TASK DETAILS |
Report how many lines of the records below include the word "title". Give nothing but the number.

___ THE DATA ___

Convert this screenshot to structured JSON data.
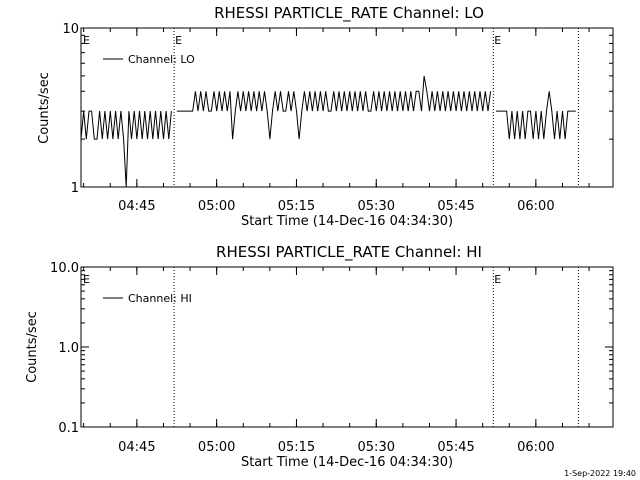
{
  "footer_date": "1-Sep-2022 19:40",
  "chart_data": [
    {
      "type": "line",
      "title": "RHESSI PARTICLE_RATE Channel: LO",
      "xlabel": "Start Time (14-Dec-16 04:34:30)",
      "ylabel": "Counts/sec",
      "y_scale": "log",
      "ylim": [
        1,
        10
      ],
      "xlim": [
        "04:34:30",
        "06:14:30"
      ],
      "x_ticks": [
        "04:45",
        "05:00",
        "05:15",
        "05:30",
        "05:45",
        "06:00"
      ],
      "y_tick_labels": [
        {
          "value": 1,
          "label": "1"
        },
        {
          "value": 10,
          "label": "10"
        }
      ],
      "legend": {
        "position": "top-left",
        "entries": [
          "Channel: LO"
        ]
      },
      "eclipse_markers": [
        {
          "time": "04:52:00",
          "label": "E"
        },
        {
          "time": "05:52:00",
          "label": "E"
        },
        {
          "time": "06:08:00",
          "label": ""
        }
      ],
      "eclipse_label_at_start": "E",
      "series": [
        {
          "name": "Channel: LO",
          "segments": [
            [
              [
                "04:34:30",
                2
              ],
              [
                "04:35:00",
                3
              ],
              [
                "04:35:30",
                2
              ],
              [
                "04:36:00",
                3
              ],
              [
                "04:36:30",
                3
              ],
              [
                "04:37:00",
                2
              ],
              [
                "04:37:30",
                2
              ],
              [
                "04:38:00",
                3
              ],
              [
                "04:38:30",
                2
              ],
              [
                "04:39:00",
                3
              ],
              [
                "04:39:30",
                2
              ],
              [
                "04:40:00",
                3
              ],
              [
                "04:40:30",
                2
              ],
              [
                "04:41:00",
                3
              ],
              [
                "04:41:30",
                2
              ],
              [
                "04:42:00",
                3
              ],
              [
                "04:42:30",
                2
              ],
              [
                "04:43:00",
                1
              ],
              [
                "04:43:30",
                3
              ],
              [
                "04:44:00",
                2
              ],
              [
                "04:44:30",
                3
              ],
              [
                "04:45:00",
                2
              ],
              [
                "04:45:30",
                3
              ],
              [
                "04:46:00",
                2
              ],
              [
                "04:46:30",
                3
              ],
              [
                "04:47:00",
                2
              ],
              [
                "04:47:30",
                3
              ],
              [
                "04:48:00",
                2
              ],
              [
                "04:48:30",
                3
              ],
              [
                "04:49:00",
                2
              ],
              [
                "04:49:30",
                3
              ],
              [
                "04:50:00",
                2
              ],
              [
                "04:50:30",
                3
              ],
              [
                "04:51:00",
                2
              ],
              [
                "04:51:30",
                3
              ]
            ],
            [
              [
                "04:52:30",
                3
              ],
              [
                "04:53:30",
                3
              ],
              [
                "04:54:00",
                3
              ],
              [
                "04:55:00",
                3
              ],
              [
                "04:55:30",
                3
              ],
              [
                "04:56:00",
                4
              ],
              [
                "04:56:30",
                3
              ],
              [
                "04:57:00",
                4
              ],
              [
                "04:57:30",
                3
              ],
              [
                "04:58:00",
                4
              ],
              [
                "04:58:30",
                3
              ],
              [
                "04:59:00",
                3
              ],
              [
                "04:59:30",
                4
              ],
              [
                "05:00:00",
                3
              ],
              [
                "05:00:30",
                4
              ],
              [
                "05:01:00",
                3
              ],
              [
                "05:01:30",
                4
              ],
              [
                "05:02:00",
                3
              ],
              [
                "05:02:30",
                4
              ],
              [
                "05:03:00",
                2
              ],
              [
                "05:03:30",
                3
              ],
              [
                "05:04:00",
                4
              ],
              [
                "05:04:30",
                3
              ],
              [
                "05:05:00",
                4
              ],
              [
                "05:05:30",
                3
              ],
              [
                "05:06:00",
                4
              ],
              [
                "05:06:30",
                3
              ],
              [
                "05:07:00",
                4
              ],
              [
                "05:07:30",
                3
              ],
              [
                "05:08:00",
                4
              ],
              [
                "05:08:30",
                3
              ],
              [
                "05:09:00",
                4
              ],
              [
                "05:09:30",
                3
              ],
              [
                "05:10:00",
                2
              ],
              [
                "05:10:30",
                3
              ],
              [
                "05:11:00",
                4
              ],
              [
                "05:11:30",
                3
              ],
              [
                "05:12:00",
                4
              ],
              [
                "05:12:30",
                3
              ],
              [
                "05:13:00",
                3
              ],
              [
                "05:13:30",
                4
              ],
              [
                "05:14:00",
                3
              ],
              [
                "05:14:30",
                4
              ],
              [
                "05:15:00",
                3
              ],
              [
                "05:15:30",
                2
              ],
              [
                "05:16:00",
                3
              ],
              [
                "05:16:30",
                4
              ],
              [
                "05:17:00",
                3
              ],
              [
                "05:17:30",
                4
              ],
              [
                "05:18:00",
                3
              ],
              [
                "05:18:30",
                4
              ],
              [
                "05:19:00",
                3
              ],
              [
                "05:19:30",
                4
              ],
              [
                "05:20:00",
                3
              ],
              [
                "05:20:30",
                4
              ],
              [
                "05:21:00",
                3
              ],
              [
                "05:21:30",
                3
              ],
              [
                "05:22:00",
                4
              ],
              [
                "05:22:30",
                3
              ],
              [
                "05:23:00",
                4
              ],
              [
                "05:23:30",
                3
              ],
              [
                "05:24:00",
                4
              ],
              [
                "05:24:30",
                3
              ],
              [
                "05:25:00",
                4
              ],
              [
                "05:25:30",
                3
              ],
              [
                "05:26:00",
                4
              ],
              [
                "05:26:30",
                3
              ],
              [
                "05:27:00",
                4
              ],
              [
                "05:27:30",
                3
              ],
              [
                "05:28:00",
                4
              ],
              [
                "05:28:30",
                3
              ],
              [
                "05:29:00",
                3
              ],
              [
                "05:29:30",
                4
              ],
              [
                "05:30:00",
                3
              ],
              [
                "05:30:30",
                4
              ],
              [
                "05:31:00",
                3
              ],
              [
                "05:31:30",
                4
              ],
              [
                "05:32:00",
                3
              ],
              [
                "05:32:30",
                4
              ],
              [
                "05:33:00",
                3
              ],
              [
                "05:33:30",
                4
              ],
              [
                "05:34:00",
                3
              ],
              [
                "05:34:30",
                4
              ],
              [
                "05:35:00",
                3
              ],
              [
                "05:35:30",
                4
              ],
              [
                "05:36:00",
                3
              ],
              [
                "05:36:30",
                4
              ],
              [
                "05:37:00",
                3
              ],
              [
                "05:37:30",
                4
              ],
              [
                "05:38:00",
                4
              ],
              [
                "05:38:30",
                3
              ],
              [
                "05:39:00",
                5
              ],
              [
                "05:39:30",
                4
              ],
              [
                "05:40:00",
                3
              ],
              [
                "05:40:30",
                4
              ],
              [
                "05:41:00",
                3
              ],
              [
                "05:41:30",
                4
              ],
              [
                "05:42:00",
                3
              ],
              [
                "05:42:30",
                4
              ],
              [
                "05:43:00",
                3
              ],
              [
                "05:43:30",
                4
              ],
              [
                "05:44:00",
                3
              ],
              [
                "05:44:30",
                4
              ],
              [
                "05:45:00",
                3
              ],
              [
                "05:45:30",
                4
              ],
              [
                "05:46:00",
                3
              ],
              [
                "05:46:30",
                4
              ],
              [
                "05:47:00",
                3
              ],
              [
                "05:47:30",
                4
              ],
              [
                "05:48:00",
                3
              ],
              [
                "05:48:30",
                4
              ],
              [
                "05:49:00",
                3
              ],
              [
                "05:49:30",
                4
              ],
              [
                "05:50:00",
                3
              ],
              [
                "05:50:30",
                4
              ],
              [
                "05:51:00",
                3
              ],
              [
                "05:51:30",
                4
              ]
            ],
            [
              [
                "05:52:30",
                3
              ],
              [
                "05:53:00",
                3
              ],
              [
                "05:53:30",
                3
              ],
              [
                "05:54:00",
                3
              ],
              [
                "05:54:30",
                3
              ],
              [
                "05:55:00",
                2
              ],
              [
                "05:55:30",
                3
              ],
              [
                "05:56:00",
                2
              ],
              [
                "05:56:30",
                3
              ],
              [
                "05:57:00",
                2
              ],
              [
                "05:57:30",
                3
              ],
              [
                "05:58:00",
                2
              ],
              [
                "05:58:30",
                3
              ],
              [
                "05:59:00",
                3
              ],
              [
                "05:59:30",
                2
              ],
              [
                "06:00:00",
                3
              ],
              [
                "06:00:30",
                2
              ],
              [
                "06:01:00",
                3
              ],
              [
                "06:01:30",
                2
              ],
              [
                "06:02:00",
                3
              ],
              [
                "06:02:30",
                4
              ],
              [
                "06:03:00",
                3
              ],
              [
                "06:03:30",
                2
              ],
              [
                "06:04:00",
                3
              ],
              [
                "06:04:30",
                2
              ],
              [
                "06:05:00",
                3
              ],
              [
                "06:05:30",
                2
              ],
              [
                "06:06:00",
                3
              ],
              [
                "06:06:30",
                3
              ],
              [
                "06:07:00",
                3
              ],
              [
                "06:07:30",
                3
              ]
            ]
          ]
        }
      ]
    },
    {
      "type": "line",
      "title": "RHESSI PARTICLE_RATE Channel: HI",
      "xlabel": "Start Time (14-Dec-16 04:34:30)",
      "ylabel": "Counts/sec",
      "y_scale": "log",
      "ylim": [
        0.1,
        10
      ],
      "xlim": [
        "04:34:30",
        "06:14:30"
      ],
      "x_ticks": [
        "04:45",
        "05:00",
        "05:15",
        "05:30",
        "05:45",
        "06:00"
      ],
      "y_tick_labels": [
        {
          "value": 0.1,
          "label": "0.1"
        },
        {
          "value": 1,
          "label": "1.0"
        },
        {
          "value": 10,
          "label": "10.0"
        }
      ],
      "legend": {
        "position": "top-left",
        "entries": [
          "Channel: HI"
        ]
      },
      "eclipse_markers": [
        {
          "time": "04:52:00",
          "label": ""
        },
        {
          "time": "05:52:00",
          "label": "E"
        },
        {
          "time": "06:08:00",
          "label": ""
        }
      ],
      "eclipse_label_at_start": "E",
      "series": [
        {
          "name": "Channel: HI",
          "segments": []
        }
      ]
    }
  ]
}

___

WRITTEN RESPONSE |
2